Written problem
Repeat the lines word for word, starting with the very first one and stopping after the line that contains "- col-del: Del: [10, 513, 33, 530]".

Layout coordinate data
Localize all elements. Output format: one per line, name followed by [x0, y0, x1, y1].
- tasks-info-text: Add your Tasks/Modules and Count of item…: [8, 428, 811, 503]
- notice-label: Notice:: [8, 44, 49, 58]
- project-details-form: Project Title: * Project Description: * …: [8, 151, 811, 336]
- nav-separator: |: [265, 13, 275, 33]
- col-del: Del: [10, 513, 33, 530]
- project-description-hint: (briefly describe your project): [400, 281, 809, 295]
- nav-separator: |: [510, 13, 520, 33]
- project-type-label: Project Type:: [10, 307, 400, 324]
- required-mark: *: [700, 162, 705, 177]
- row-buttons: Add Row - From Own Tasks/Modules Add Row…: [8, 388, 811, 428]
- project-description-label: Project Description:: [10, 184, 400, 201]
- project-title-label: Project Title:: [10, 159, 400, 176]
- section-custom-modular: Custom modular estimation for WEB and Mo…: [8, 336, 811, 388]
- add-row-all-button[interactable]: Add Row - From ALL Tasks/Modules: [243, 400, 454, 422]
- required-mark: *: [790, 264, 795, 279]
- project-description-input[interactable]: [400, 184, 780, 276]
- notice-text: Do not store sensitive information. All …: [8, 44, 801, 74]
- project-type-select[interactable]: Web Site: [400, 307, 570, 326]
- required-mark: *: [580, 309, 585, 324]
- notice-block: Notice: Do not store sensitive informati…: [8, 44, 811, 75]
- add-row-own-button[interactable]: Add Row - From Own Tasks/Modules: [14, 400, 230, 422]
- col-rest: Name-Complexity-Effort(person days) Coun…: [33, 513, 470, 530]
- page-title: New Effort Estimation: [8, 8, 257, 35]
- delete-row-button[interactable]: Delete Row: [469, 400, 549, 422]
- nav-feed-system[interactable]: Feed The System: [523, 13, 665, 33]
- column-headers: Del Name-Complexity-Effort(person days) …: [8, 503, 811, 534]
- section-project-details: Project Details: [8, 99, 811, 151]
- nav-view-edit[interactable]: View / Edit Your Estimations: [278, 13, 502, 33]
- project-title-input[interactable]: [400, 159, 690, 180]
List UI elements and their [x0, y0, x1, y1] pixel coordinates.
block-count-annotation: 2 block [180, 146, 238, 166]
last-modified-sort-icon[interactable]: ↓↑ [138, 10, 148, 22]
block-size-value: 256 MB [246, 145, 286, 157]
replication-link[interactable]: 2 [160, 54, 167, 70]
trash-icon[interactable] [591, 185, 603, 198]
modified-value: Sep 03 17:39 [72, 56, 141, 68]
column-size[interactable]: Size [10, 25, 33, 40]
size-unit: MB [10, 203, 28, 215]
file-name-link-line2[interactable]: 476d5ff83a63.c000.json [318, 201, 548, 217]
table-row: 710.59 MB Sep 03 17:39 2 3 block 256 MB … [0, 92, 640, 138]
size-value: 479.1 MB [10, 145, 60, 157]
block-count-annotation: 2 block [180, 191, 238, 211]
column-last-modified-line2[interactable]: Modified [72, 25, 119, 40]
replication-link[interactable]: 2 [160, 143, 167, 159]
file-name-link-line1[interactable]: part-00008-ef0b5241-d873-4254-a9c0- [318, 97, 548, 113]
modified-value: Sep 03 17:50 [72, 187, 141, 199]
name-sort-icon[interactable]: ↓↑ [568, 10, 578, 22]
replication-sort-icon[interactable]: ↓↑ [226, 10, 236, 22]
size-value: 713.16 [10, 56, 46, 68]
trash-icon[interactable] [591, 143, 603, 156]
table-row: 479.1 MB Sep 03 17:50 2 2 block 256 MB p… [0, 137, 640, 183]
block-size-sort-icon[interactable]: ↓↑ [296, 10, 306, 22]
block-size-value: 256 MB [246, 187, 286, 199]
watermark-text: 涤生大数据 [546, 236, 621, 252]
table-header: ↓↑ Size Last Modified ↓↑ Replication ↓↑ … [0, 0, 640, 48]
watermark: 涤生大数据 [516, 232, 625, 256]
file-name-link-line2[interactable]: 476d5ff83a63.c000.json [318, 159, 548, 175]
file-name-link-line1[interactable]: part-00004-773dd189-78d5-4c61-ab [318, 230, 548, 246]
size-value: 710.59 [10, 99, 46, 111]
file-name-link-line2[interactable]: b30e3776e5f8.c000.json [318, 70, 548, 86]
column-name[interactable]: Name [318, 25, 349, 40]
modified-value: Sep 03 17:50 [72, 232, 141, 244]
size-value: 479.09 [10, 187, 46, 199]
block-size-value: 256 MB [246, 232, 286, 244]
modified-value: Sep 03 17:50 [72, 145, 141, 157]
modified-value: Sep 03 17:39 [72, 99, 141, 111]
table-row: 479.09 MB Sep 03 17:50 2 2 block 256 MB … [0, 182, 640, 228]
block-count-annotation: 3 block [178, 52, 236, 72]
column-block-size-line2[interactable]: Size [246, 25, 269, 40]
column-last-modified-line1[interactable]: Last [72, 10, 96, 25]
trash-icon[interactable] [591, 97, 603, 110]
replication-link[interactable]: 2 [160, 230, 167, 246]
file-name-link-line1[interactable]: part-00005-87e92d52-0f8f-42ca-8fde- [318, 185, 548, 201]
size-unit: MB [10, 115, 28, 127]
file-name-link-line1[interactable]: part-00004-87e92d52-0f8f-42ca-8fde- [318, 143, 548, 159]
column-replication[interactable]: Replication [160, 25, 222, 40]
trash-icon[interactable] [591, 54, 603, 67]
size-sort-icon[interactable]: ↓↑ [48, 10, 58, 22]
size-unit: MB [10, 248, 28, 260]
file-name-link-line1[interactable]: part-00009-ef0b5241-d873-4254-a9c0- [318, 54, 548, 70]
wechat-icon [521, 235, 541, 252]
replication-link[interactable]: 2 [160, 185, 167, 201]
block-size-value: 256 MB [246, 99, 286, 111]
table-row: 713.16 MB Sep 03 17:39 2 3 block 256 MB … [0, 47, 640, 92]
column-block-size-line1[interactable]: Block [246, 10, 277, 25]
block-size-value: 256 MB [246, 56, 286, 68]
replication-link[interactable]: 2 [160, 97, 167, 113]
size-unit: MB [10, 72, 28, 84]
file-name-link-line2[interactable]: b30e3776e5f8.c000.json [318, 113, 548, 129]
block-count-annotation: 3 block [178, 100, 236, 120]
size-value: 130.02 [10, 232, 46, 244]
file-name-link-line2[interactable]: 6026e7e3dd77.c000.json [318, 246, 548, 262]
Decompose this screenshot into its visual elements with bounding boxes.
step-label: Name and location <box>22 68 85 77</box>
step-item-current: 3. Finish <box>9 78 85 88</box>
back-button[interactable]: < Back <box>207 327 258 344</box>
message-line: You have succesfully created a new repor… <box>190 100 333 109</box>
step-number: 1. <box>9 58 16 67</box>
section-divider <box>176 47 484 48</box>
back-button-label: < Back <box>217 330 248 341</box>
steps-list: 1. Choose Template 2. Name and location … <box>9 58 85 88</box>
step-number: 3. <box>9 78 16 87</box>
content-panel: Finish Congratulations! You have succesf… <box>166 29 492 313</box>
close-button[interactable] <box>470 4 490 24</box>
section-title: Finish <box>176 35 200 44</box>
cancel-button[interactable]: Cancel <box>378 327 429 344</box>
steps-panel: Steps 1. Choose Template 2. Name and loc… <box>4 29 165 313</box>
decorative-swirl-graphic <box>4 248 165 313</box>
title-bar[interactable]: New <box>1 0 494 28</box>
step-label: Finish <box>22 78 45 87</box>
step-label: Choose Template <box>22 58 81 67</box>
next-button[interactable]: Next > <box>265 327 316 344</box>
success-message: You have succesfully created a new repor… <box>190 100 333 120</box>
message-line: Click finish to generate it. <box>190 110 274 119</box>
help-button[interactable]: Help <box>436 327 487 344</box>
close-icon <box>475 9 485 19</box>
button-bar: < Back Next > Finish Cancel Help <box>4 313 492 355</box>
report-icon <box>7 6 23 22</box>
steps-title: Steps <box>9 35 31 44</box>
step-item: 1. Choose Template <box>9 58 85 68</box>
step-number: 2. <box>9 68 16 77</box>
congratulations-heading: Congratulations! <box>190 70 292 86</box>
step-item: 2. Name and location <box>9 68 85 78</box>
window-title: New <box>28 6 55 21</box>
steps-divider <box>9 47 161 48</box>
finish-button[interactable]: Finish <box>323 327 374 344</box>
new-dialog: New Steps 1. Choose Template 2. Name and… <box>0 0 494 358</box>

Written solution
Localize all elements. Output format: one per line, name followed by [x0, y0, x1, y1].
- tasks-info-text: Add your Tasks/Modules and Count of item…: [8, 428, 811, 503]
- notice-label: Notice:: [8, 44, 49, 58]
- project-details-form: Project Title: * Project Description: * …: [8, 151, 811, 336]
- nav-separator: |: [265, 13, 275, 33]
- col-del: Del: [10, 513, 33, 530]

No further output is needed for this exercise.